Task data —
=====

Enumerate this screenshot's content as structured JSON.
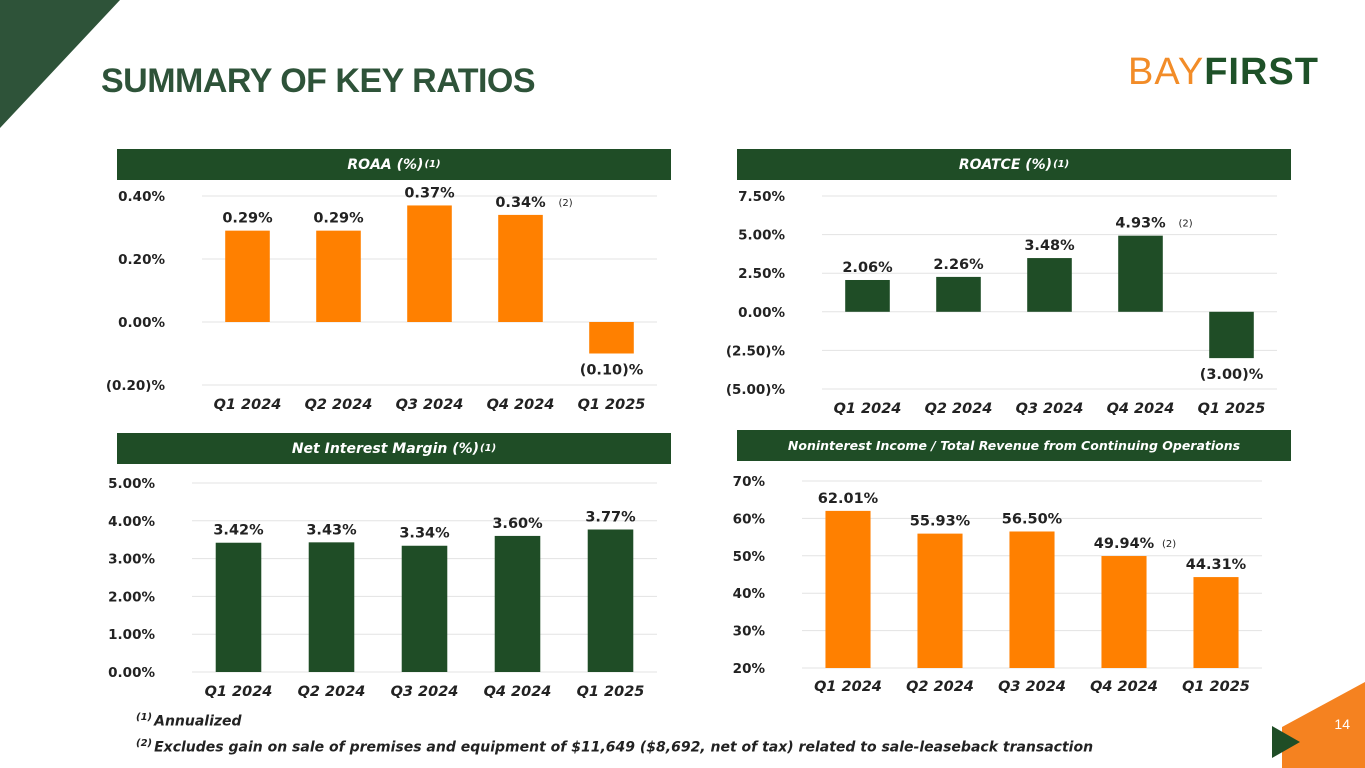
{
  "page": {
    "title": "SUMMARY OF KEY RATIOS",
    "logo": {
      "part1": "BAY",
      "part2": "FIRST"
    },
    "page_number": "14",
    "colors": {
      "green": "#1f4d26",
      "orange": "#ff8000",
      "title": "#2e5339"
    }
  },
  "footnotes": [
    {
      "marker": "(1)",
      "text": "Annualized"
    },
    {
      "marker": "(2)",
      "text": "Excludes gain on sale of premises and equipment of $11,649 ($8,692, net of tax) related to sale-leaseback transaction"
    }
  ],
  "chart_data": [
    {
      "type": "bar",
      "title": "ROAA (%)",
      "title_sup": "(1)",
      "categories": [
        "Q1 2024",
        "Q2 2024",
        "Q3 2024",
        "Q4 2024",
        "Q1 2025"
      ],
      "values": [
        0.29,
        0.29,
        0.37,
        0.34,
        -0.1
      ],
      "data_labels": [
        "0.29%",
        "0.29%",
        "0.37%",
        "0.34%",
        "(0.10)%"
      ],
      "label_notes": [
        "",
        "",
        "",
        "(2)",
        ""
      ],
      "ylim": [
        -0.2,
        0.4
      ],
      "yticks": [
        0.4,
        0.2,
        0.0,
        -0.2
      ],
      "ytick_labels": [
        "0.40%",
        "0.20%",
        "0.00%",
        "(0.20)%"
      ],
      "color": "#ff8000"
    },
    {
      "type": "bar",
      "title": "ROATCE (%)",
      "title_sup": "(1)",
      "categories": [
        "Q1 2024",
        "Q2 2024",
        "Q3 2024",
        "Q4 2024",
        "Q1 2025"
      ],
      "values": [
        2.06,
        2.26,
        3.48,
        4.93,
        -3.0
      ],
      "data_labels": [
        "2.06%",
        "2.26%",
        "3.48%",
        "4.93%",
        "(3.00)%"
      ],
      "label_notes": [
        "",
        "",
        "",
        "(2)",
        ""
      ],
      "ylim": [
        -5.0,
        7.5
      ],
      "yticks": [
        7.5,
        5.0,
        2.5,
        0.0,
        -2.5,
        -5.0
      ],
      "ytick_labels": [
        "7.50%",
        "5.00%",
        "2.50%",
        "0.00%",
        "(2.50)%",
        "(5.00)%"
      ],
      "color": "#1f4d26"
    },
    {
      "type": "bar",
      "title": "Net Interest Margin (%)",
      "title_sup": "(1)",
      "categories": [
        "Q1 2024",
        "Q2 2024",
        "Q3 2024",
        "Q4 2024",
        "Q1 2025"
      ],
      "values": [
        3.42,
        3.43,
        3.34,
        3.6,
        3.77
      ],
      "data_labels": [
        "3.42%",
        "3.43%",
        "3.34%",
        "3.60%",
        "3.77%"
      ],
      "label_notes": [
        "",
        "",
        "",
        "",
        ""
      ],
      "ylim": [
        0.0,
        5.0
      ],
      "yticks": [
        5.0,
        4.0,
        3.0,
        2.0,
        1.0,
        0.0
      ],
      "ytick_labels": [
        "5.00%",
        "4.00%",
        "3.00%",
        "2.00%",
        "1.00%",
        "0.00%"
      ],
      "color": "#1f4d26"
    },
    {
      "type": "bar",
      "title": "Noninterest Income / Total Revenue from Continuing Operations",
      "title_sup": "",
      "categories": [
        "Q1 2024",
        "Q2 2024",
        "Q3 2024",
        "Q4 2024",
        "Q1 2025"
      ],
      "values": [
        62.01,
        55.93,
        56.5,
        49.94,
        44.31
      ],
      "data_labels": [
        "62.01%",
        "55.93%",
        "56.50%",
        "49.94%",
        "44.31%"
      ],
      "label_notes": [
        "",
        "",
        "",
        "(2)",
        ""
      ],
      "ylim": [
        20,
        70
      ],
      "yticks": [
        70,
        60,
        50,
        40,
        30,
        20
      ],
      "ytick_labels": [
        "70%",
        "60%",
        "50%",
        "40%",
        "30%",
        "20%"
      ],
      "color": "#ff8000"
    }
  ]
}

=====

Directions —
Set the entries down again exactly. Do not include the images.

Task output —
Enumerate this screenshot's content as structured JSON.
{
  "page": {
    "title": "SUMMARY OF KEY RATIOS",
    "logo": {
      "part1": "BAY",
      "part2": "FIRST"
    },
    "page_number": "14",
    "colors": {
      "green": "#1f4d26",
      "orange": "#ff8000",
      "title": "#2e5339"
    }
  },
  "footnotes": [
    {
      "marker": "(1)",
      "text": "Annualized"
    },
    {
      "marker": "(2)",
      "text": "Excludes gain on sale of premises and equipment of $11,649 ($8,692, net of tax) related to sale-leaseback transaction"
    }
  ],
  "chart_data": [
    {
      "type": "bar",
      "title": "ROAA (%)",
      "title_sup": "(1)",
      "categories": [
        "Q1 2024",
        "Q2 2024",
        "Q3 2024",
        "Q4 2024",
        "Q1 2025"
      ],
      "values": [
        0.29,
        0.29,
        0.37,
        0.34,
        -0.1
      ],
      "data_labels": [
        "0.29%",
        "0.29%",
        "0.37%",
        "0.34%",
        "(0.10)%"
      ],
      "label_notes": [
        "",
        "",
        "",
        "(2)",
        ""
      ],
      "ylim": [
        -0.2,
        0.4
      ],
      "yticks": [
        0.4,
        0.2,
        0.0,
        -0.2
      ],
      "ytick_labels": [
        "0.40%",
        "0.20%",
        "0.00%",
        "(0.20)%"
      ],
      "color": "#ff8000"
    },
    {
      "type": "bar",
      "title": "ROATCE (%)",
      "title_sup": "(1)",
      "categories": [
        "Q1 2024",
        "Q2 2024",
        "Q3 2024",
        "Q4 2024",
        "Q1 2025"
      ],
      "values": [
        2.06,
        2.26,
        3.48,
        4.93,
        -3.0
      ],
      "data_labels": [
        "2.06%",
        "2.26%",
        "3.48%",
        "4.93%",
        "(3.00)%"
      ],
      "label_notes": [
        "",
        "",
        "",
        "(2)",
        ""
      ],
      "ylim": [
        -5.0,
        7.5
      ],
      "yticks": [
        7.5,
        5.0,
        2.5,
        0.0,
        -2.5,
        -5.0
      ],
      "ytick_labels": [
        "7.50%",
        "5.00%",
        "2.50%",
        "0.00%",
        "(2.50)%",
        "(5.00)%"
      ],
      "color": "#1f4d26"
    },
    {
      "type": "bar",
      "title": "Net Interest Margin (%)",
      "title_sup": "(1)",
      "categories": [
        "Q1 2024",
        "Q2 2024",
        "Q3 2024",
        "Q4 2024",
        "Q1 2025"
      ],
      "values": [
        3.42,
        3.43,
        3.34,
        3.6,
        3.77
      ],
      "data_labels": [
        "3.42%",
        "3.43%",
        "3.34%",
        "3.60%",
        "3.77%"
      ],
      "label_notes": [
        "",
        "",
        "",
        "",
        ""
      ],
      "ylim": [
        0.0,
        5.0
      ],
      "yticks": [
        5.0,
        4.0,
        3.0,
        2.0,
        1.0,
        0.0
      ],
      "ytick_labels": [
        "5.00%",
        "4.00%",
        "3.00%",
        "2.00%",
        "1.00%",
        "0.00%"
      ],
      "color": "#1f4d26"
    },
    {
      "type": "bar",
      "title": "Noninterest Income / Total Revenue from Continuing Operations",
      "title_sup": "",
      "categories": [
        "Q1 2024",
        "Q2 2024",
        "Q3 2024",
        "Q4 2024",
        "Q1 2025"
      ],
      "values": [
        62.01,
        55.93,
        56.5,
        49.94,
        44.31
      ],
      "data_labels": [
        "62.01%",
        "55.93%",
        "56.50%",
        "49.94%",
        "44.31%"
      ],
      "label_notes": [
        "",
        "",
        "",
        "(2)",
        ""
      ],
      "ylim": [
        20,
        70
      ],
      "yticks": [
        70,
        60,
        50,
        40,
        30,
        20
      ],
      "ytick_labels": [
        "70%",
        "60%",
        "50%",
        "40%",
        "30%",
        "20%"
      ],
      "color": "#ff8000"
    }
  ]
}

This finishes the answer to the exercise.